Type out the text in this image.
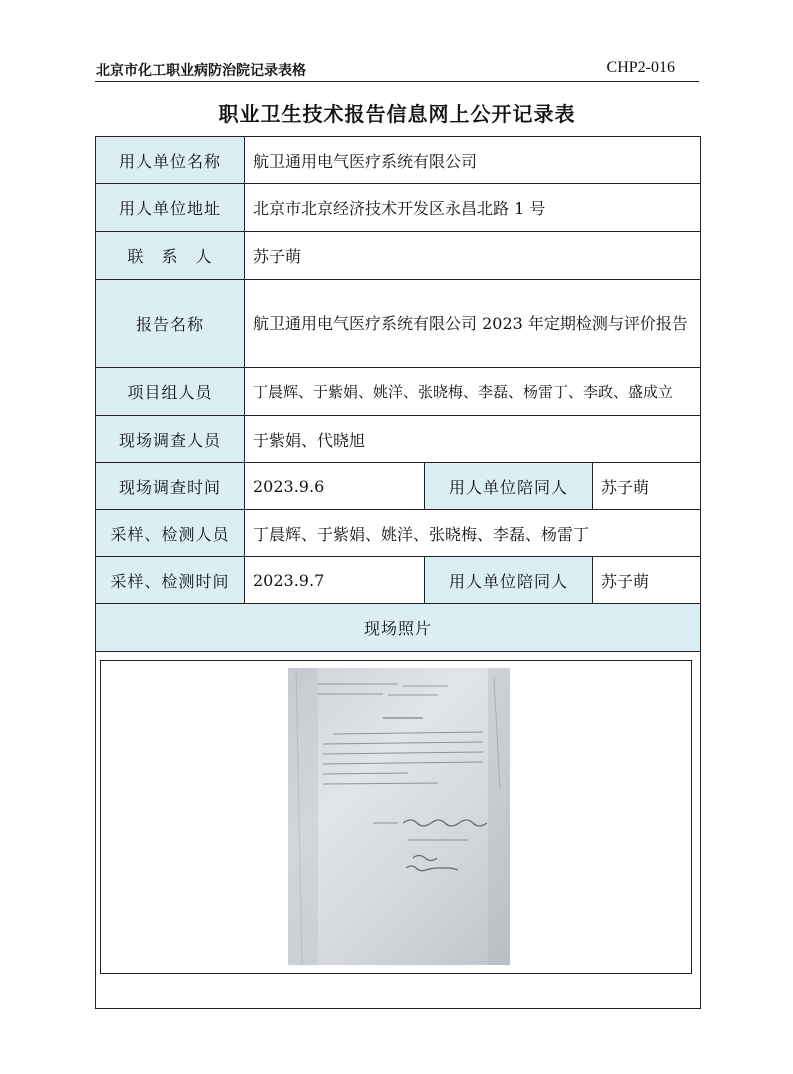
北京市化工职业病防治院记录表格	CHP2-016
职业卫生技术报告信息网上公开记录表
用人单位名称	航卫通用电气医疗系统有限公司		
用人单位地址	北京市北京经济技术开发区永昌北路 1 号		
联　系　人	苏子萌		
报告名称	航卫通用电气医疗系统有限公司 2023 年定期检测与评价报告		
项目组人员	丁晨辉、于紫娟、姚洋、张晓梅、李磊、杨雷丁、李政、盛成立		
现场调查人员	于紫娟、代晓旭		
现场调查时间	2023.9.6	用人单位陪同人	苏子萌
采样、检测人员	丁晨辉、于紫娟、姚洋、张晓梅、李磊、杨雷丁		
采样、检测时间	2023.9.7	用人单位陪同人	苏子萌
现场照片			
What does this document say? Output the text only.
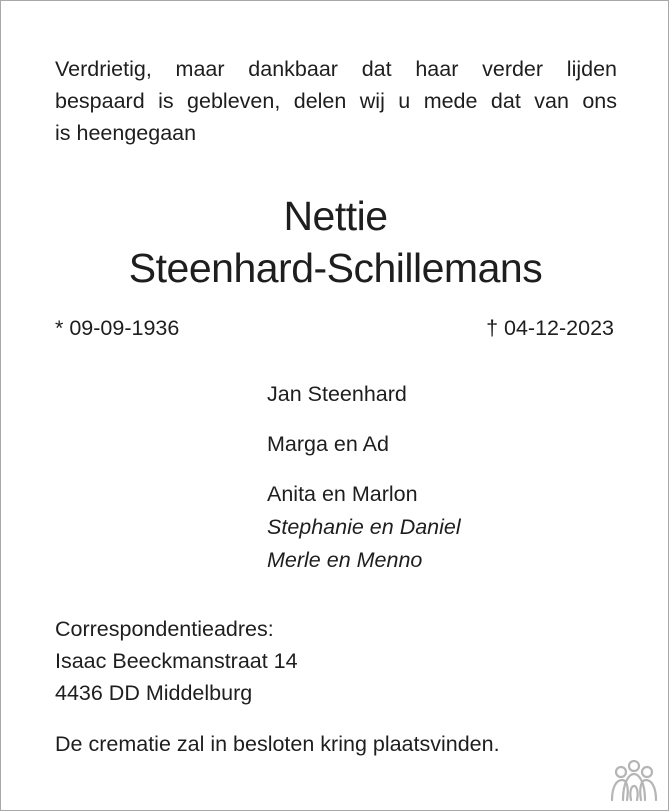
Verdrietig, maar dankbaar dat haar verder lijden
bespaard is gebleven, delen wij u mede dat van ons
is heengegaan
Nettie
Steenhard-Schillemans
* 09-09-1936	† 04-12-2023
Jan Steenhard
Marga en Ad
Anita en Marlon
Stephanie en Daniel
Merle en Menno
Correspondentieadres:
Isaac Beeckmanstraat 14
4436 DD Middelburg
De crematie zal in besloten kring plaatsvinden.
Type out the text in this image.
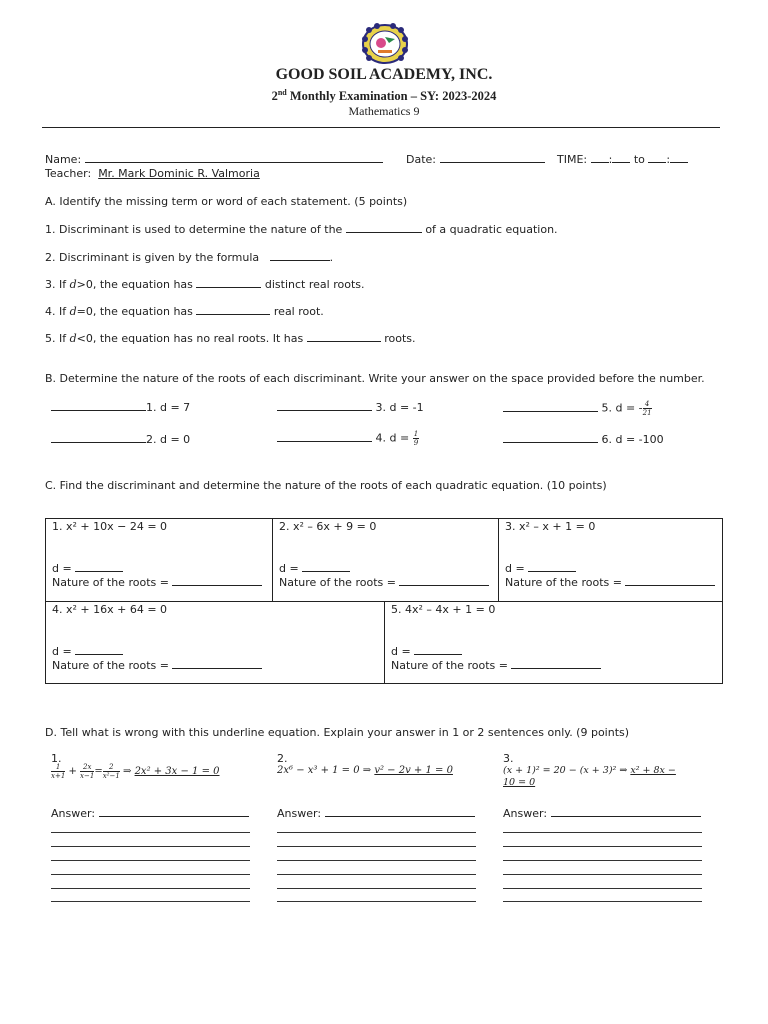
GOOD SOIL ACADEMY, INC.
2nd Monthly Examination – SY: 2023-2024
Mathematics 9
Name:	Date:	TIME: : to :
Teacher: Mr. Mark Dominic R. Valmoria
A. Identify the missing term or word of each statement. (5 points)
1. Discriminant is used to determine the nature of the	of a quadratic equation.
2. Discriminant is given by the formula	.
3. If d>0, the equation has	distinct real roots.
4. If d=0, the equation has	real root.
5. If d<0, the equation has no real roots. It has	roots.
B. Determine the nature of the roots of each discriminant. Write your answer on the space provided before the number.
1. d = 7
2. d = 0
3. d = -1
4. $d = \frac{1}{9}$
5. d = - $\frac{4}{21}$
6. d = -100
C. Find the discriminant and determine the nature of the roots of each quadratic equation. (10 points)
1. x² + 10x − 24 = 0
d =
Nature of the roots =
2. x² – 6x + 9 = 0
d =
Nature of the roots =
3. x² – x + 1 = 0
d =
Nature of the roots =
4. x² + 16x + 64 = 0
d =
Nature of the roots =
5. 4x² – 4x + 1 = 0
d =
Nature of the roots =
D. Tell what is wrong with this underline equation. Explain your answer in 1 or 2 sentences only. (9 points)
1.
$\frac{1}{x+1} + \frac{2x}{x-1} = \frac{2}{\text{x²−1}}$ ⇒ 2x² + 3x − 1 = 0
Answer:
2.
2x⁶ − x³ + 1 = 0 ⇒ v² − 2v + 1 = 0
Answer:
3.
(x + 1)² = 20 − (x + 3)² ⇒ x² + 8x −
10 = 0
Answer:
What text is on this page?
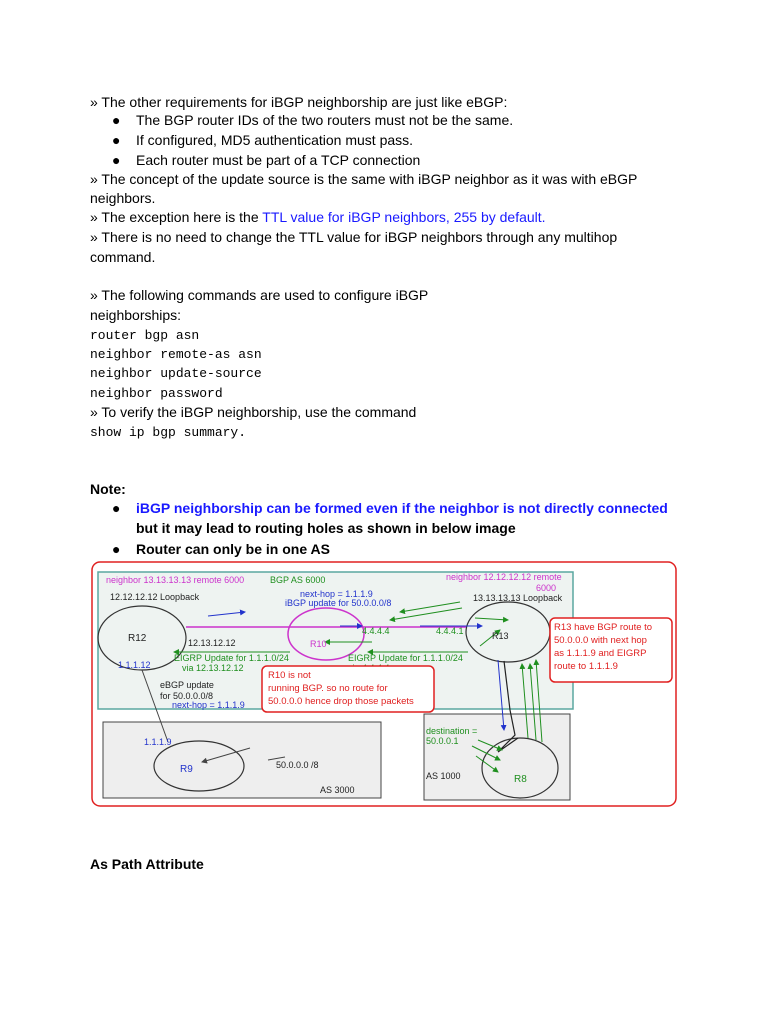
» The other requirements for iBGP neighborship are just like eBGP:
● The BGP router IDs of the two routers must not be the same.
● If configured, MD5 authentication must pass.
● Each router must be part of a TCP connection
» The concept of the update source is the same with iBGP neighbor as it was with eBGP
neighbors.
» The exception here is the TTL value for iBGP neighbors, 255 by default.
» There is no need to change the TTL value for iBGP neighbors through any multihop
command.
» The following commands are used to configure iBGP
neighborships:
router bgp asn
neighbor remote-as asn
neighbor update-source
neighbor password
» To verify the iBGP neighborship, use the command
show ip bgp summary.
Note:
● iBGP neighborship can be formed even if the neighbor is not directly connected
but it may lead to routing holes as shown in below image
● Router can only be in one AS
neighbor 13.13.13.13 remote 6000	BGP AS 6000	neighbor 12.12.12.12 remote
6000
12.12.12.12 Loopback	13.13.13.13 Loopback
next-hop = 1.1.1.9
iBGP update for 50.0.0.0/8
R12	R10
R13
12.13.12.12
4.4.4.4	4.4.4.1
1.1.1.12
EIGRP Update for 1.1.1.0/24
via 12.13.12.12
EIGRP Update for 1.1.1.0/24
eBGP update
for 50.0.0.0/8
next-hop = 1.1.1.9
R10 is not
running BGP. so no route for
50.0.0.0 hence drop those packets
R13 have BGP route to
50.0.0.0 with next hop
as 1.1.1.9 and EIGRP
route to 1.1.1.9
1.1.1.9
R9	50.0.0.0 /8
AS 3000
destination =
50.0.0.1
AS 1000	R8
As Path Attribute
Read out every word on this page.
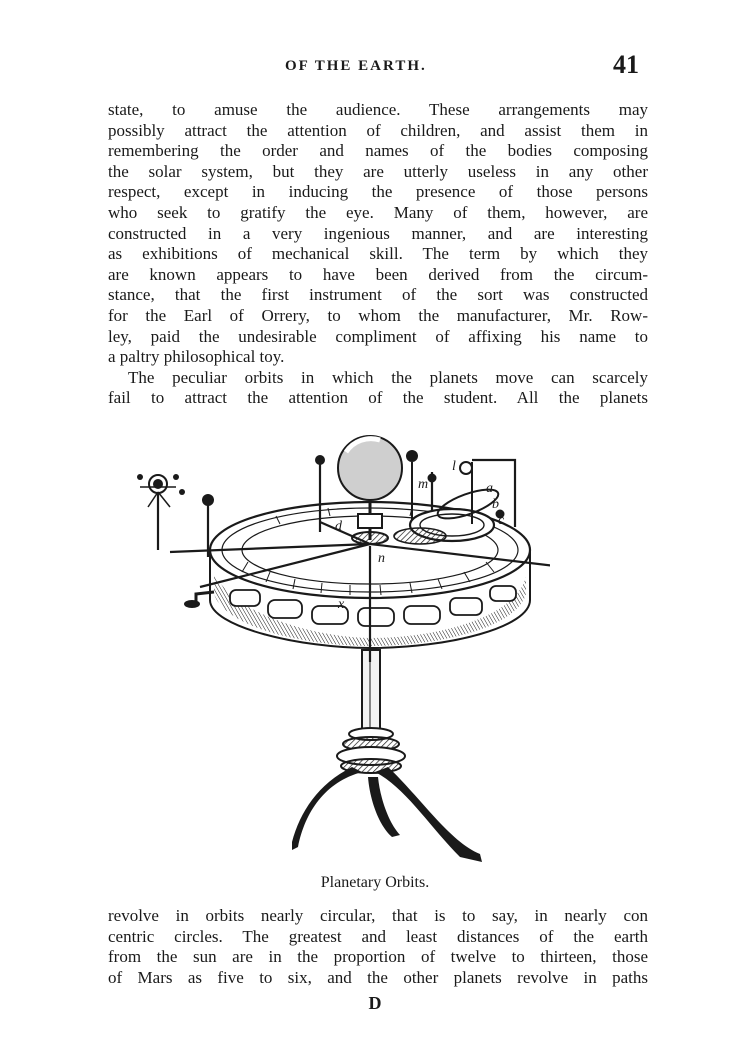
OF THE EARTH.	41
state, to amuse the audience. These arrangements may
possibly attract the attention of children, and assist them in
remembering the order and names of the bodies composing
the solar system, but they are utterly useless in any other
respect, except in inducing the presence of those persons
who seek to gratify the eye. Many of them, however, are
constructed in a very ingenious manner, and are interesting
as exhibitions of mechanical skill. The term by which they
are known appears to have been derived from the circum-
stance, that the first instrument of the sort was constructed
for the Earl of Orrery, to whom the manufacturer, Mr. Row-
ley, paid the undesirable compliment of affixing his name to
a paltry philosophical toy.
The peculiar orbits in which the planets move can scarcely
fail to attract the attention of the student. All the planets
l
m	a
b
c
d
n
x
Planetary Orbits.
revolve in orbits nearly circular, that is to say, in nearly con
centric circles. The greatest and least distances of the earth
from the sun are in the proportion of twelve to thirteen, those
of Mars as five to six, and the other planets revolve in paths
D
=====
Transcribe each line above verbatim, with the pictures left out.

**Task result**
Type out the text in this image.
北京市化工职业病防治院记录表格	CHP2-016
职业卫生技术报告信息网上公开记录表
用人单位名称	航卫通用电气医疗系统有限公司		
用人单位地址	北京市北京经济技术开发区永昌北路 1 号		
联　系　人	苏子萌		
报告名称	航卫通用电气医疗系统有限公司 2023 年定期检测与评价报告		
项目组人员	丁晨辉、于紫娟、姚洋、张晓梅、李磊、杨雷丁、李政、盛成立		
现场调查人员	于紫娟、代晓旭		
现场调查时间	2023.9.6	用人单位陪同人	苏子萌
采样、检测人员	丁晨辉、于紫娟、姚洋、张晓梅、李磊、杨雷丁		
采样、检测时间	2023.9.7	用人单位陪同人	苏子萌
现场照片			
What does this document say? Output the text only.
Verdrietig, maar dankbaar dat haar verder lijden
bespaard is gebleven, delen wij u mede dat van ons
is heengegaan
Nettie
Steenhard-Schillemans
* 09-09-1936	† 04-12-2023
Jan Steenhard
Marga en Ad
Anita en Marlon
Stephanie en Daniel
Merle en Menno
Correspondentieadres:
Isaac Beeckmanstraat 14
4436 DD Middelburg
De crematie zal in besloten kring plaatsvinden.
Type out the text in this image.
GOOD SOIL ACADEMY, INC.
2nd Monthly Examination – SY: 2023-2024
Mathematics 9
Name:	Date:	TIME: : to :
Teacher: Mr. Mark Dominic R. Valmoria
A. Identify the missing term or word of each statement. (5 points)
1. Discriminant is used to determine the nature of the	of a quadratic equation.
2. Discriminant is given by the formula	.
3. If d>0, the equation has	distinct real roots.
4. If d=0, the equation has	real root.
5. If d<0, the equation has no real roots. It has	roots.
B. Determine the nature of the roots of each discriminant. Write your answer on the space provided before the number.
1. d = 7
2. d = 0
3. d = -1
4. $d = \frac{1}{9}$
5. d = - $\frac{4}{21}$
6. d = -100
C. Find the discriminant and determine the nature of the roots of each quadratic equation. (10 points)
1. x² + 10x − 24 = 0
d =
Nature of the roots =
2. x² – 6x + 9 = 0
d =
Nature of the roots =
3. x² – x + 1 = 0
d =
Nature of the roots =
4. x² + 16x + 64 = 0
d =
Nature of the roots =
5. 4x² – 4x + 1 = 0
d =
Nature of the roots =
D. Tell what is wrong with this underline equation. Explain your answer in 1 or 2 sentences only. (9 points)
1.
$\frac{1}{x+1} + \frac{2x}{x-1} = \frac{2}{\text{x²−1}}$ ⇒ 2x² + 3x − 1 = 0
Answer:
2.
2x⁶ − x³ + 1 = 0 ⇒ v² − 2v + 1 = 0
Answer:
3.
(x + 1)² = 20 − (x + 3)² ⇒ x² + 8x −
10 = 0
Answer:
What text is on this page?
» The other requirements for iBGP neighborship are just like eBGP:
● The BGP router IDs of the two routers must not be the same.
● If configured, MD5 authentication must pass.
● Each router must be part of a TCP connection
» The concept of the update source is the same with iBGP neighbor as it was with eBGP
neighbors.
» The exception here is the TTL value for iBGP neighbors, 255 by default.
» There is no need to change the TTL value for iBGP neighbors through any multihop
command.
» The following commands are used to configure iBGP
neighborships:
router bgp asn
neighbor remote-as asn
neighbor update-source
neighbor password
» To verify the iBGP neighborship, use the command
show ip bgp summary.
Note:
● iBGP neighborship can be formed even if the neighbor is not directly connected
but it may lead to routing holes as shown in below image
● Router can only be in one AS
neighbor 13.13.13.13 remote 6000	BGP AS 6000	neighbor 12.12.12.12 remote
6000
12.12.12.12 Loopback	13.13.13.13 Loopback
next-hop = 1.1.1.9
iBGP update for 50.0.0.0/8
R12	R10
R13
12.13.12.12
4.4.4.4	4.4.4.1
1.1.1.12
EIGRP Update for 1.1.1.0/24
via 12.13.12.12
EIGRP Update for 1.1.1.0/24
eBGP update
for 50.0.0.0/8
next-hop = 1.1.1.9
R10 is not
running BGP. so no route for
50.0.0.0 hence drop those packets
R13 have BGP route to
50.0.0.0 with next hop
as 1.1.1.9 and EIGRP
route to 1.1.1.9
1.1.1.9
R9	50.0.0.0 /8
AS 3000
destination =
50.0.0.1
AS 1000	R8
As Path Attribute
Read out every word on this page.
OF THE EARTH.	41
state, to amuse the audience. These arrangements may
possibly attract the attention of children, and assist them in
remembering the order and names of the bodies composing
the solar system, but they are utterly useless in any other
respect, except in inducing the presence of those persons
who seek to gratify the eye. Many of them, however, are
constructed in a very ingenious manner, and are interesting
as exhibitions of mechanical skill. The term by which they
are known appears to have been derived from the circum-
stance, that the first instrument of the sort was constructed
for the Earl of Orrery, to whom the manufacturer, Mr. Row-
ley, paid the undesirable compliment of affixing his name to
a paltry philosophical toy.
The peculiar orbits in which the planets move can scarcely
fail to attract the attention of the student. All the planets
l
m	a
b
c
d
n
x
Planetary Orbits.
revolve in orbits nearly circular, that is to say, in nearly con
centric circles. The greatest and least distances of the earth
from the sun are in the proportion of twelve to thirteen, those
of Mars as five to six, and the other planets revolve in paths
D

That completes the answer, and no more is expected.